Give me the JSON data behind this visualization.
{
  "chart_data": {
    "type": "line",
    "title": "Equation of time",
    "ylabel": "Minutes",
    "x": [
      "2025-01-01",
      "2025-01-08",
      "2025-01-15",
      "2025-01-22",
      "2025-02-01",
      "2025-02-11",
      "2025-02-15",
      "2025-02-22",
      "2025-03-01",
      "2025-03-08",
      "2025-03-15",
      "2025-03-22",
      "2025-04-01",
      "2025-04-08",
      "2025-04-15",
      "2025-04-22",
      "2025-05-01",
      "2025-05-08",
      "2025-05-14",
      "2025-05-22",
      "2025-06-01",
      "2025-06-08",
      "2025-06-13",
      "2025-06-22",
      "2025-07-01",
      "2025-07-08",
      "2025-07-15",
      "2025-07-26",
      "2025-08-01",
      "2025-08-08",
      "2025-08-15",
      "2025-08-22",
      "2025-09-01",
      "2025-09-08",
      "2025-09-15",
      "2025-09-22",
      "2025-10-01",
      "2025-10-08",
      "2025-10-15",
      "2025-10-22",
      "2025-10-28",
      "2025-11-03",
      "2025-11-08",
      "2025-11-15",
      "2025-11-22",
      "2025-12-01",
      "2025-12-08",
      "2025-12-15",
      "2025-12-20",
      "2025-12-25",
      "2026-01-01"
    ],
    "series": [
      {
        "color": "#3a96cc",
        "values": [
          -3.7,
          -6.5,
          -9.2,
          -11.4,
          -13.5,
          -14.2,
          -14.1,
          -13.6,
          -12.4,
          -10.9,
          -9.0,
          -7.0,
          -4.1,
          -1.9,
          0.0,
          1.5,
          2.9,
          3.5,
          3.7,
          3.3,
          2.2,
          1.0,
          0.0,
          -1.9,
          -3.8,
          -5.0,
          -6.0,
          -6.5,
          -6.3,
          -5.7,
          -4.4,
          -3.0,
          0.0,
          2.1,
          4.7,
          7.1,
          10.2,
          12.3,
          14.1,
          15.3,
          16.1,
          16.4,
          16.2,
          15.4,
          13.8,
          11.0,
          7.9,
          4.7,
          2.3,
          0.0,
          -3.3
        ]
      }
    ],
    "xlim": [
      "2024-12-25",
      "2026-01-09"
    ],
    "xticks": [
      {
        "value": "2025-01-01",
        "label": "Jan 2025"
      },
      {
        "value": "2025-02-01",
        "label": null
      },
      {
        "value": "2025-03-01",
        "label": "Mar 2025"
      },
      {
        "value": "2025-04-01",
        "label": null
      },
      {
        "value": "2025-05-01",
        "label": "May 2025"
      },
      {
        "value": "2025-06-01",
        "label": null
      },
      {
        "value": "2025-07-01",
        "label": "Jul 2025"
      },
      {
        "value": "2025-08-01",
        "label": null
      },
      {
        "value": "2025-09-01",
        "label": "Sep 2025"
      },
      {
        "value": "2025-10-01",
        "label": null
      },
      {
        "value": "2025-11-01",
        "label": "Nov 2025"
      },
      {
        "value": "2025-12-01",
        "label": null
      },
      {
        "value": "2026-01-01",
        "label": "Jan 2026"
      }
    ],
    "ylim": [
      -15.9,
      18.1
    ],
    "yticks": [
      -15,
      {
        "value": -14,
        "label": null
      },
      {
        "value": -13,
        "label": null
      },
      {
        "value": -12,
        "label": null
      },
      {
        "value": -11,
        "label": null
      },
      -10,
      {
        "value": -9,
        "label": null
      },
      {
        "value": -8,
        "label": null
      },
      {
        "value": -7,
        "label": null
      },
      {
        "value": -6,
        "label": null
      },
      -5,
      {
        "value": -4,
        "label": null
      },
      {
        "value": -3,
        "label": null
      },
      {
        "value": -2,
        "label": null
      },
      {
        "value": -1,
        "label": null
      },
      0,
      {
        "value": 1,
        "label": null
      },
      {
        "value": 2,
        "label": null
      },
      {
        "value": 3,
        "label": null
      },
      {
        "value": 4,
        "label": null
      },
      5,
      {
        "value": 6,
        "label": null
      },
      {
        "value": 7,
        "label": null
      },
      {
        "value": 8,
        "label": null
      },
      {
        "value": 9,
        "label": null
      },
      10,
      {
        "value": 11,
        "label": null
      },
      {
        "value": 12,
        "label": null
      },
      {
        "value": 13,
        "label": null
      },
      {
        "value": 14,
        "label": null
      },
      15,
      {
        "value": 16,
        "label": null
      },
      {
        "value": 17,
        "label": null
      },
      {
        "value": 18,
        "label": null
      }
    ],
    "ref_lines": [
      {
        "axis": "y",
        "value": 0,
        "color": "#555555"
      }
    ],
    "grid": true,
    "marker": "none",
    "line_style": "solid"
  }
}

OBJECTIVE: Type the whole listing again, unaltered.

FINISHED ANSWER:
Give me the JSON data behind this visualization.
{
  "chart_data": {
    "type": "line",
    "title": "Equation of time",
    "ylabel": "Minutes",
    "x": [
      "2025-01-01",
      "2025-01-08",
      "2025-01-15",
      "2025-01-22",
      "2025-02-01",
      "2025-02-11",
      "2025-02-15",
      "2025-02-22",
      "2025-03-01",
      "2025-03-08",
      "2025-03-15",
      "2025-03-22",
      "2025-04-01",
      "2025-04-08",
      "2025-04-15",
      "2025-04-22",
      "2025-05-01",
      "2025-05-08",
      "2025-05-14",
      "2025-05-22",
      "2025-06-01",
      "2025-06-08",
      "2025-06-13",
      "2025-06-22",
      "2025-07-01",
      "2025-07-08",
      "2025-07-15",
      "2025-07-26",
      "2025-08-01",
      "2025-08-08",
      "2025-08-15",
      "2025-08-22",
      "2025-09-01",
      "2025-09-08",
      "2025-09-15",
      "2025-09-22",
      "2025-10-01",
      "2025-10-08",
      "2025-10-15",
      "2025-10-22",
      "2025-10-28",
      "2025-11-03",
      "2025-11-08",
      "2025-11-15",
      "2025-11-22",
      "2025-12-01",
      "2025-12-08",
      "2025-12-15",
      "2025-12-20",
      "2025-12-25",
      "2026-01-01"
    ],
    "series": [
      {
        "color": "#3a96cc",
        "values": [
          -3.7,
          -6.5,
          -9.2,
          -11.4,
          -13.5,
          -14.2,
          -14.1,
          -13.6,
          -12.4,
          -10.9,
          -9.0,
          -7.0,
          -4.1,
          -1.9,
          0.0,
          1.5,
          2.9,
          3.5,
          3.7,
          3.3,
          2.2,
          1.0,
          0.0,
          -1.9,
          -3.8,
          -5.0,
          -6.0,
          -6.5,
          -6.3,
          -5.7,
          -4.4,
          -3.0,
          0.0,
          2.1,
          4.7,
          7.1,
          10.2,
          12.3,
          14.1,
          15.3,
          16.1,
          16.4,
          16.2,
          15.4,
          13.8,
          11.0,
          7.9,
          4.7,
          2.3,
          0.0,
          -3.3
        ]
      }
    ],
    "xlim": [
      "2024-12-25",
      "2026-01-09"
    ],
    "xticks": [
      {
        "value": "2025-01-01",
        "label": "Jan 2025"
      },
      {
        "value": "2025-02-01",
        "label": null
      },
      {
        "value": "2025-03-01",
        "label": "Mar 2025"
      },
      {
        "value": "2025-04-01",
        "label": null
      },
      {
        "value": "2025-05-01",
        "label": "May 2025"
      },
      {
        "value": "2025-06-01",
        "label": null
      },
      {
        "value": "2025-07-01",
        "label": "Jul 2025"
      },
      {
        "value": "2025-08-01",
        "label": null
      },
      {
        "value": "2025-09-01",
        "label": "Sep 2025"
      },
      {
        "value": "2025-10-01",
        "label": null
      },
      {
        "value": "2025-11-01",
        "label": "Nov 2025"
      },
      {
        "value": "2025-12-01",
        "label": null
      },
      {
        "value": "2026-01-01",
        "label": "Jan 2026"
      }
    ],
    "ylim": [
      -15.9,
      18.1
    ],
    "yticks": [
      -15,
      {
        "value": -14,
        "label": null
      },
      {
        "value": -13,
        "label": null
      },
      {
        "value": -12,
        "label": null
      },
      {
        "value": -11,
        "label": null
      },
      -10,
      {
        "value": -9,
        "label": null
      },
      {
        "value": -8,
        "label": null
      },
      {
        "value": -7,
        "label": null
      },
      {
        "value": -6,
        "label": null
      },
      -5,
      {
        "value": -4,
        "label": null
      },
      {
        "value": -3,
        "label": null
      },
      {
        "value": -2,
        "label": null
      },
      {
        "value": -1,
        "label": null
      },
      0,
      {
        "value": 1,
        "label": null
      },
      {
        "value": 2,
        "label": null
      },
      {
        "value": 3,
        "label": null
      },
      {
        "value": 4,
        "label": null
      },
      5,
      {
        "value": 6,
        "label": null
      },
      {
        "value": 7,
        "label": null
      },
      {
        "value": 8,
        "label": null
      },
      {
        "value": 9,
        "label": null
      },
      10,
      {
        "value": 11,
        "label": null
      },
      {
        "value": 12,
        "label": null
      },
      {
        "value": 13,
        "label": null
      },
      {
        "value": 14,
        "label": null
      },
      15,
      {
        "value": 16,
        "label": null
      },
      {
        "value": 17,
        "label": null
      },
      {
        "value": 18,
        "label": null
      }
    ],
    "ref_lines": [
      {
        "axis": "y",
        "value": 0,
        "color": "#555555"
      }
    ],
    "grid": true,
    "marker": "none",
    "line_style": "solid"
  }
}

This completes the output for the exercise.